** Task brief **
Whenever a line in the data contains "serenawilliams", show that line.

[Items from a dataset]
*** Block opens ***
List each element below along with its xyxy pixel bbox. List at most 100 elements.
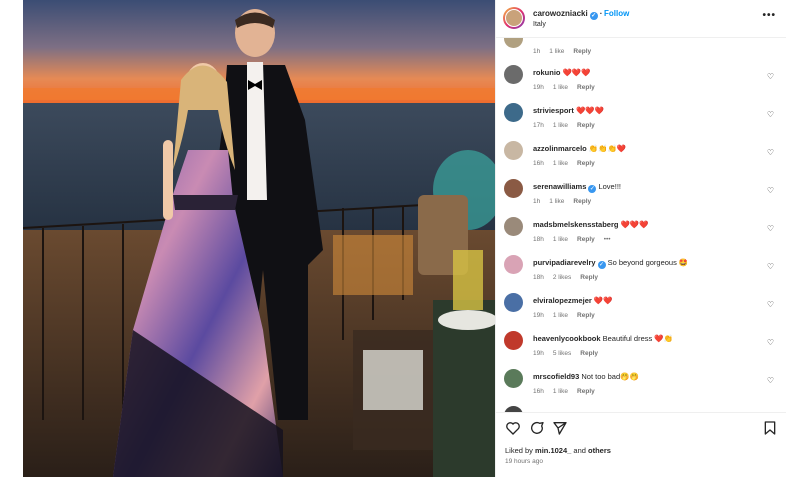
commenter-avatar[interactable] [504,179,523,198]
like-comment-heart-icon[interactable]: ♡ [767,224,774,233]
like-comment-heart-icon[interactable]: ♡ [767,262,774,271]
commenter-avatar[interactable] [504,103,523,122]
comment-time: 1h [533,48,541,55]
comment-item: elviralopezmejer ❤️❤️ 19h 1 like Reply ♡ [496,293,786,331]
post-header: carowozniacki ✓ · Follow Italy ••• [496,0,786,38]
commenter-username[interactable]: purvipadiarevelry [533,258,596,267]
commenter-avatar[interactable] [504,331,523,350]
author-avatar[interactable] [503,7,525,29]
comment-time: 18h [533,274,544,281]
reply-button[interactable]: Reply [577,388,595,395]
reply-button[interactable]: Reply [573,48,591,55]
commenter-username[interactable]: striviesport [533,106,574,115]
comment-time: 18h [533,236,544,243]
commenter-avatar[interactable] [504,217,523,236]
comment-time: 17h [533,122,544,129]
reply-button[interactable]: Reply [580,350,598,357]
reply-button[interactable]: Reply [580,274,598,281]
separator-dot: · [599,9,603,18]
comment-time: 1h [533,198,541,205]
post-actions: Liked by min.1024_ and others 19 hours a… [496,412,786,477]
comment-text: ❤️❤️❤️ [620,220,649,229]
comments-list[interactable]: 1h 1 like Reply rokunio ❤️❤️❤️ 19h 1 like Re… [496,38,786,412]
comment-likes[interactable]: 1 like [553,312,568,319]
commenter-avatar[interactable] [504,293,523,312]
comment-likes[interactable]: 1 like [553,122,568,129]
commenter-username[interactable]: azzolinmarcelo [533,144,587,153]
post-location[interactable]: Italy [533,21,546,28]
reply-button[interactable]: Reply [577,122,595,129]
liked-by-summary: Liked by min.1024_ and others [505,446,611,455]
comment-likes[interactable]: 1 like [553,388,568,395]
comment-likes[interactable]: 1 like [549,198,564,205]
commenter-avatar[interactable] [504,255,523,274]
like-comment-heart-icon[interactable]: ♡ [767,338,774,347]
share-paper-plane-icon[interactable] [552,420,568,436]
comment-item: heavenlycookbook Beautiful dress ❤️👏 19h… [496,331,786,369]
comment-likes[interactable]: 1 like [553,160,568,167]
liked-by-others[interactable]: others [588,446,611,455]
commenter-avatar[interactable] [504,369,523,388]
comment-item: striviesport ❤️❤️❤️ 17h 1 like Reply ♡ [496,103,786,141]
commenter-username[interactable]: mrscofield93 [533,372,579,381]
like-heart-icon[interactable] [505,420,521,436]
like-comment-heart-icon[interactable]: ♡ [767,110,774,119]
comment-time: 16h [533,388,544,395]
comment-item: rokunio ❤️❤️❤️ 19h 1 like Reply ♡ [496,65,786,103]
comment-likes[interactable]: 1 like [549,48,564,55]
reply-button[interactable]: Reply [577,236,595,243]
comment-options-icon[interactable]: ••• [604,236,611,243]
liked-by-prefix: Liked by [505,446,533,455]
comment-time: 19h [533,350,544,357]
commenter-username[interactable]: serenawilliams [533,182,586,191]
comment-text: Not too bad🤭🤭 [581,372,639,381]
comment-text: Beautiful dress ❤️👏 [602,334,673,343]
comment-bubble-icon[interactable] [529,420,545,436]
verified-badge-icon: ✓ [589,12,598,20]
comment-item: azzolinmarcelo 👏👏👏❤️ 16h 1 like Reply ♡ [496,141,786,179]
like-comment-heart-icon[interactable]: ♡ [767,300,774,309]
commenter-username[interactable]: rokunio [533,68,561,77]
comment-text: ❤️❤️ [593,296,613,305]
comment-likes[interactable]: 1 like [553,84,568,91]
post-photo-illustration [23,0,495,477]
comment-likes[interactable]: 5 likes [553,350,571,357]
reply-button[interactable]: Reply [577,84,595,91]
save-bookmark-icon[interactable] [762,420,778,436]
reply-button[interactable]: Reply [577,312,595,319]
liked-by-and: and [573,446,586,455]
verified-badge-icon: ✓ [588,185,597,193]
commenter-username[interactable]: elviralopezmejer [533,296,592,305]
comment-item: mrscofield93 Not too bad🤭🤭 16h 1 like Repl… [496,369,786,407]
reply-button[interactable]: Reply [573,198,591,205]
comment-text: ❤️❤️❤️ [575,106,604,115]
like-comment-heart-icon[interactable]: ♡ [767,72,774,81]
comment-text: ❤️❤️❤️ [562,68,591,77]
post-photo[interactable]: › [23,0,495,477]
comment-item: serenawilliams ✓ Love!!! 1h 1 like Reply ♡ [496,179,786,217]
comment-likes[interactable]: 2 likes [553,274,571,281]
comment-text: Love!!! [598,182,621,191]
commenter-avatar[interactable] [504,38,523,48]
commenter-username[interactable]: heavenlycookbook [533,334,601,343]
verified-badge-icon: ✓ [597,261,606,269]
post-sidebar: carowozniacki ✓ · Follow Italy ••• 1h 1 lik… [495,0,786,477]
more-options-icon[interactable]: ••• [762,10,776,21]
instagram-post-view: › carowozniacki✓· Follow Italy ••• 1h1 l… [0,0,804,477]
commenter-avatar[interactable] [504,65,523,84]
comment-text: 👏👏👏❤️ [588,144,627,153]
reply-button[interactable]: Reply [577,160,595,167]
like-comment-heart-icon[interactable]: ♡ [767,186,774,195]
post-timestamp[interactable]: 19 hours ago [505,458,543,465]
like-comment-heart-icon[interactable]: ♡ [767,148,774,157]
commenter-avatar[interactable] [504,141,523,160]
follow-button[interactable]: Follow [604,9,629,18]
comment-item: 1h 1 like Reply [496,38,786,67]
comment-item: madsbmelskensstaberg ❤️❤️❤️ 18h 1 like Rep… [496,217,786,255]
author-username[interactable]: carowozniacki [533,9,588,18]
commenter-username[interactable]: madsbmelskensstaberg [533,220,618,229]
liked-by-user[interactable]: min.1024_ [535,446,571,455]
like-comment-heart-icon[interactable]: ♡ [767,376,774,385]
comment-likes[interactable]: 1 like [553,236,568,243]
comment-item: purvipadiarevelry ✓ So beyond gorgeous 🤩 … [496,255,786,293]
*** Block closes ***
** Problem solution **
commenter-username[interactable]: serenawilliams [533,182,586,191]
comment-item: serenawilliams ✓ Love!!! 1h 1 like Reply ♡ [496,179,786,217]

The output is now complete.